● **Stored rows**

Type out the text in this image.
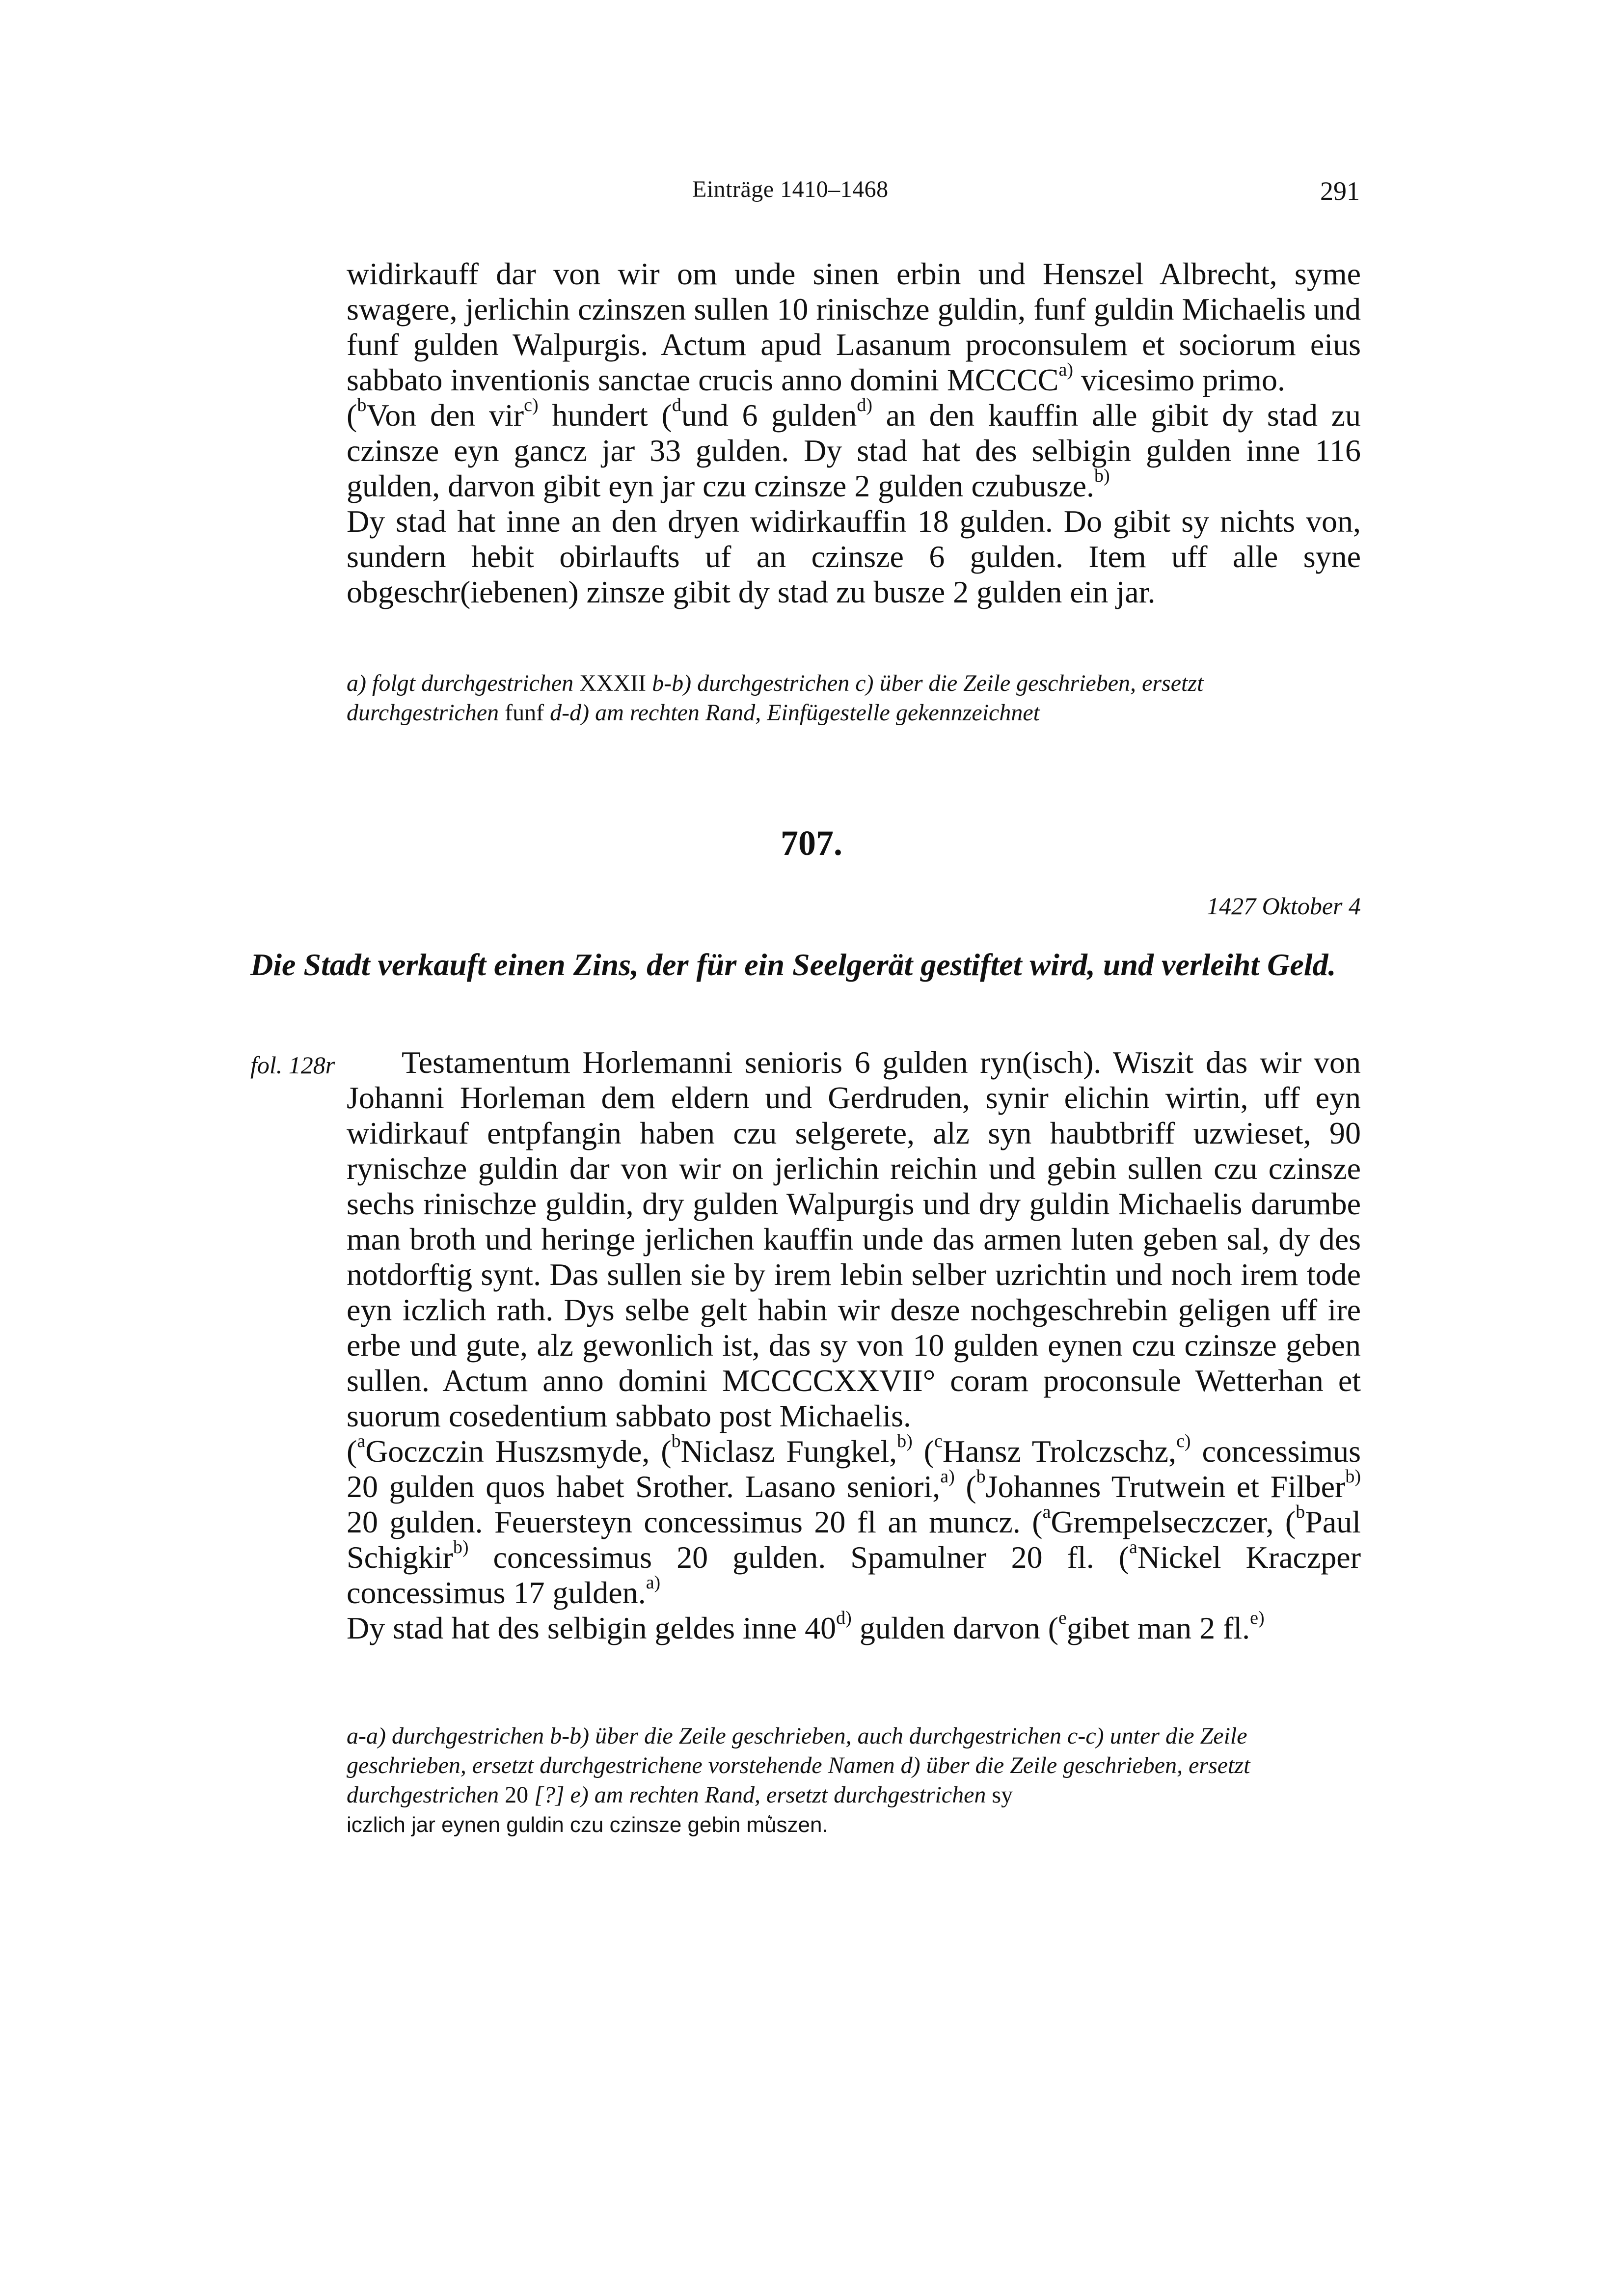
Einträge 1410–1468	291

widirkauff dar von wir om unde sinen erbin und Henszel Albrecht, syme swagere, jerlichin czinszen sullen 10 rinischze guldin, funf guldin Michaelis und funf gulden Walpurgis. Actum apud Lasanum proconsulem et sociorum eius sabbato inventionis sanctae crucis anno domini MCCCC$^{a)}$ vicesimo primo.

($^b$Von den vir$^{c)}$ hundert ($^d$und 6 gulden$^{d)}$ an den kauffin alle gibit dy stad zu czinsze eyn gancz jar 33 gulden. Dy stad hat des selbigin gulden inne 116 gulden, darvon gibit eyn jar czu czinsze 2 gulden czubusze.$^{b)}$

Dy stad hat inne an den dryen widirkauffin 18 gulden. Do gibit sy nichts von, sundern hebit obirlaufts uf an czinsze 6 gulden. Item uff alle syne obgeschr(iebenen) zinsze gibit dy stad zu busze 2 gulden ein jar.

a) folgt durchgestrichen XXXII b-b) durchgestrichen c) über die Zeile geschrieben, ersetzt durchgestrichen funf d-d) am rechten Rand, Einfügestelle gekennzeichnet
707.
1427 Oktober 4
Die Stadt verkauft einen Zins, der für ein Seelgerät gestiftet wird, und verleiht Geld.
fol. 128r	Testamentum Horlemanni senioris 6 gulden ryn(isch). Wiszit das wir von Johanni Horleman dem eldern und Gerdruden, synir elichin wirtin, uff eyn widirkauf entpfangin haben czu selgerete, alz syn haubtbriff uzwieset, 90 rynischze guldin dar von wir on jerlichin reichin und gebin sullen czu czinsze sechs rinischze guldin, dry gulden Walpurgis und dry guldin Michaelis darumbe man broth und heringe jerlichen kauffin unde das armen luten geben sal, dy des notdorftig synt. Das sullen sie by irem lebin selber uzrichtin und noch irem tode eyn iczlich rath. Dys selbe gelt habin wir desze nochgeschrebin geligen uff ire erbe und gute, alz gewonlich ist, das sy von 10 gulden eynen czu czinsze geben sullen. Actum anno domini MCCCCXXVII° coram proconsule Wetterhan et suorum cosedentium sabbato post Michaelis.

($^a$Goczczin Huszsmyde, ($^b$Niclasz Fungkel,$^{b)}$ ($^c$Hansz Trolczschz,$^{c)}$ concessimus 20 gulden quos habet Srother. Lasano seniori,$^{a)}$ ($^b$Johannes Trutwein et Filber$^{b)}$ 20 gulden. Feuersteyn concessimus 20 fl an muncz. ($^a$Grempelseczczer, ($^b$Paul Schigkir$^{b)}$ concessimus 20 gulden. Spamulner 20 fl. ($^a$Nickel Kraczper concessimus 17 gulden.$^{a)}$

Dy stad hat des selbigin geldes inne 40$^{d)}$ gulden darvon ($^e$gibet man 2 fl.$^{e)}$

a-a) durchgestrichen b-b) über die Zeile geschrieben, auch durchgestrichen c-c) unter die Zeile geschrieben, ersetzt durchgestrichene vorstehende Namen d) über die Zeile geschrieben, ersetzt durchgestrichen 20 [?] e) am rechten Rand, ersetzt durchgestrichen sy
iczlich jar eynen guldin czu czinsze gebin mu͛szen.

● **Objective**
Every record above should be written out again without change, except that the pictures are left out.

● **Full answer**
Type out the text in this image.
Einträge 1410–1468	291

widirkauff dar von wir om unde sinen erbin und Henszel Albrecht, syme swagere, jerlichin czinszen sullen 10 rinischze guldin, funf guldin Michaelis und funf gulden Walpurgis. Actum apud Lasanum proconsulem et sociorum eius sabbato inventionis sanctae crucis anno domini MCCCC$^{a)}$ vicesimo primo.

($^b$Von den vir$^{c)}$ hundert ($^d$und 6 gulden$^{d)}$ an den kauffin alle gibit dy stad zu czinsze eyn gancz jar 33 gulden. Dy stad hat des selbigin gulden inne 116 gulden, darvon gibit eyn jar czu czinsze 2 gulden czubusze.$^{b)}$

Dy stad hat inne an den dryen widirkauffin 18 gulden. Do gibit sy nichts von, sundern hebit obirlaufts uf an czinsze 6 gulden. Item uff alle syne obgeschr(iebenen) zinsze gibit dy stad zu busze 2 gulden ein jar.

a) folgt durchgestrichen XXXII b-b) durchgestrichen c) über die Zeile geschrieben, ersetzt durchgestrichen funf d-d) am rechten Rand, Einfügestelle gekennzeichnet
707.
1427 Oktober 4
Die Stadt verkauft einen Zins, der für ein Seelgerät gestiftet wird, und verleiht Geld.
fol. 128r	Testamentum Horlemanni senioris 6 gulden ryn(isch). Wiszit das wir von Johanni Horleman dem eldern und Gerdruden, synir elichin wirtin, uff eyn widirkauf entpfangin haben czu selgerete, alz syn haubtbriff uzwieset, 90 rynischze guldin dar von wir on jerlichin reichin und gebin sullen czu czinsze sechs rinischze guldin, dry gulden Walpurgis und dry guldin Michaelis darumbe man broth und heringe jerlichen kauffin unde das armen luten geben sal, dy des notdorftig synt. Das sullen sie by irem lebin selber uzrichtin und noch irem tode eyn iczlich rath. Dys selbe gelt habin wir desze nochgeschrebin geligen uff ire erbe und gute, alz gewonlich ist, das sy von 10 gulden eynen czu czinsze geben sullen. Actum anno domini MCCCCXXVII° coram proconsule Wetterhan et suorum cosedentium sabbato post Michaelis.

($^a$Goczczin Huszsmyde, ($^b$Niclasz Fungkel,$^{b)}$ ($^c$Hansz Trolczschz,$^{c)}$ concessimus 20 gulden quos habet Srother. Lasano seniori,$^{a)}$ ($^b$Johannes Trutwein et Filber$^{b)}$ 20 gulden. Feuersteyn concessimus 20 fl an muncz. ($^a$Grempelseczczer, ($^b$Paul Schigkir$^{b)}$ concessimus 20 gulden. Spamulner 20 fl. ($^a$Nickel Kraczper concessimus 17 gulden.$^{a)}$

Dy stad hat des selbigin geldes inne 40$^{d)}$ gulden darvon ($^e$gibet man 2 fl.$^{e)}$

a-a) durchgestrichen b-b) über die Zeile geschrieben, auch durchgestrichen c-c) unter die Zeile geschrieben, ersetzt durchgestrichene vorstehende Namen d) über die Zeile geschrieben, ersetzt durchgestrichen 20 [?] e) am rechten Rand, ersetzt durchgestrichen sy
iczlich jar eynen guldin czu czinsze gebin mu͛szen.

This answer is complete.